* **Task objective**
Write the material out again in full, exactly.

********************

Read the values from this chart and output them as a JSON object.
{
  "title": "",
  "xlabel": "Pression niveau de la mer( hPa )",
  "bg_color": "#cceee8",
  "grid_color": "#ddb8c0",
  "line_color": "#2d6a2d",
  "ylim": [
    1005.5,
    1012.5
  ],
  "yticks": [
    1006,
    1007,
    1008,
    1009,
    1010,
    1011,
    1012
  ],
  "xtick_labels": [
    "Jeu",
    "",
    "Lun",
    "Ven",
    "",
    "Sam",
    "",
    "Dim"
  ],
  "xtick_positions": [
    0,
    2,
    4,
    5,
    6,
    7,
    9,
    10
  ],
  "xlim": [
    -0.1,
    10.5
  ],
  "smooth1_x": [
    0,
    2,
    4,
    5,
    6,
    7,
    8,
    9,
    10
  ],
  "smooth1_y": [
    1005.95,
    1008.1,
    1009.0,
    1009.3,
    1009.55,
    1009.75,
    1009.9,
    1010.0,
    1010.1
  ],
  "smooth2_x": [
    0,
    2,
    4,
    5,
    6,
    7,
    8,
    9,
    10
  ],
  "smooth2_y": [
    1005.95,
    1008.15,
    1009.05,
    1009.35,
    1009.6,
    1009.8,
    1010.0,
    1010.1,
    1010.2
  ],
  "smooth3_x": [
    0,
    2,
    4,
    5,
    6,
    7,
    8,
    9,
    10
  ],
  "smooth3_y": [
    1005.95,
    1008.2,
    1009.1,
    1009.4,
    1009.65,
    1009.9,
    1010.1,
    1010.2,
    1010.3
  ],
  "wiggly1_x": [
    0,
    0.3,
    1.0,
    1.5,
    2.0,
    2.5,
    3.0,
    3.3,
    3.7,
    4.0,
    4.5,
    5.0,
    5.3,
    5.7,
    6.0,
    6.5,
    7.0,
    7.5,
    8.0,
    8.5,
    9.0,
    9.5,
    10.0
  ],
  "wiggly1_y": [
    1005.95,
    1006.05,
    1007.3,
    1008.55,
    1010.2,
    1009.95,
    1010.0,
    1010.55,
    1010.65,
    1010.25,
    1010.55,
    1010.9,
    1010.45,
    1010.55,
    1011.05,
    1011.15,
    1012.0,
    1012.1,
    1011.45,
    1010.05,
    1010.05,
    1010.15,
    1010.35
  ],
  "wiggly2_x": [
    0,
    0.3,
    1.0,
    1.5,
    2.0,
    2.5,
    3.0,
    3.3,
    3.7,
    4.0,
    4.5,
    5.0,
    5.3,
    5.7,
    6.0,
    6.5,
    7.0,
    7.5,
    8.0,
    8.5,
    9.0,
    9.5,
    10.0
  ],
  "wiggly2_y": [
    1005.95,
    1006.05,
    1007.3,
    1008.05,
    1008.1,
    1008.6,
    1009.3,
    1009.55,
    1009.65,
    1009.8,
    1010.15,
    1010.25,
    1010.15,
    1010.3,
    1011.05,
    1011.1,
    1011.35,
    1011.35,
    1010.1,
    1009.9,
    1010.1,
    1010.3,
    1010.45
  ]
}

********************

* **Solution to the exercise**
Read the values from this chart and output them as a JSON object.
{
  "title": "",
  "xlabel": "Pression niveau de la mer( hPa )",
  "bg_color": "#cceee8",
  "grid_color": "#ddb8c0",
  "line_color": "#2d6a2d",
  "ylim": [
    1005.5,
    1012.5
  ],
  "yticks": [
    1006,
    1007,
    1008,
    1009,
    1010,
    1011,
    1012
  ],
  "xtick_labels": [
    "Jeu",
    "",
    "Lun",
    "Ven",
    "",
    "Sam",
    "",
    "Dim"
  ],
  "xtick_positions": [
    0,
    2,
    4,
    5,
    6,
    7,
    9,
    10
  ],
  "xlim": [
    -0.1,
    10.5
  ],
  "smooth1_x": [
    0,
    2,
    4,
    5,
    6,
    7,
    8,
    9,
    10
  ],
  "smooth1_y": [
    1005.95,
    1008.1,
    1009.0,
    1009.3,
    1009.55,
    1009.75,
    1009.9,
    1010.0,
    1010.1
  ],
  "smooth2_x": [
    0,
    2,
    4,
    5,
    6,
    7,
    8,
    9,
    10
  ],
  "smooth2_y": [
    1005.95,
    1008.15,
    1009.05,
    1009.35,
    1009.6,
    1009.8,
    1010.0,
    1010.1,
    1010.2
  ],
  "smooth3_x": [
    0,
    2,
    4,
    5,
    6,
    7,
    8,
    9,
    10
  ],
  "smooth3_y": [
    1005.95,
    1008.2,
    1009.1,
    1009.4,
    1009.65,
    1009.9,
    1010.1,
    1010.2,
    1010.3
  ],
  "wiggly1_x": [
    0,
    0.3,
    1.0,
    1.5,
    2.0,
    2.5,
    3.0,
    3.3,
    3.7,
    4.0,
    4.5,
    5.0,
    5.3,
    5.7,
    6.0,
    6.5,
    7.0,
    7.5,
    8.0,
    8.5,
    9.0,
    9.5,
    10.0
  ],
  "wiggly1_y": [
    1005.95,
    1006.05,
    1007.3,
    1008.55,
    1010.2,
    1009.95,
    1010.0,
    1010.55,
    1010.65,
    1010.25,
    1010.55,
    1010.9,
    1010.45,
    1010.55,
    1011.05,
    1011.15,
    1012.0,
    1012.1,
    1011.45,
    1010.05,
    1010.05,
    1010.15,
    1010.35
  ],
  "wiggly2_x": [
    0,
    0.3,
    1.0,
    1.5,
    2.0,
    2.5,
    3.0,
    3.3,
    3.7,
    4.0,
    4.5,
    5.0,
    5.3,
    5.7,
    6.0,
    6.5,
    7.0,
    7.5,
    8.0,
    8.5,
    9.0,
    9.5,
    10.0
  ],
  "wiggly2_y": [
    1005.95,
    1006.05,
    1007.3,
    1008.05,
    1008.1,
    1008.6,
    1009.3,
    1009.55,
    1009.65,
    1009.8,
    1010.15,
    1010.25,
    1010.15,
    1010.3,
    1011.05,
    1011.1,
    1011.35,
    1011.35,
    1010.1,
    1009.9,
    1010.1,
    1010.3,
    1010.45
  ]
}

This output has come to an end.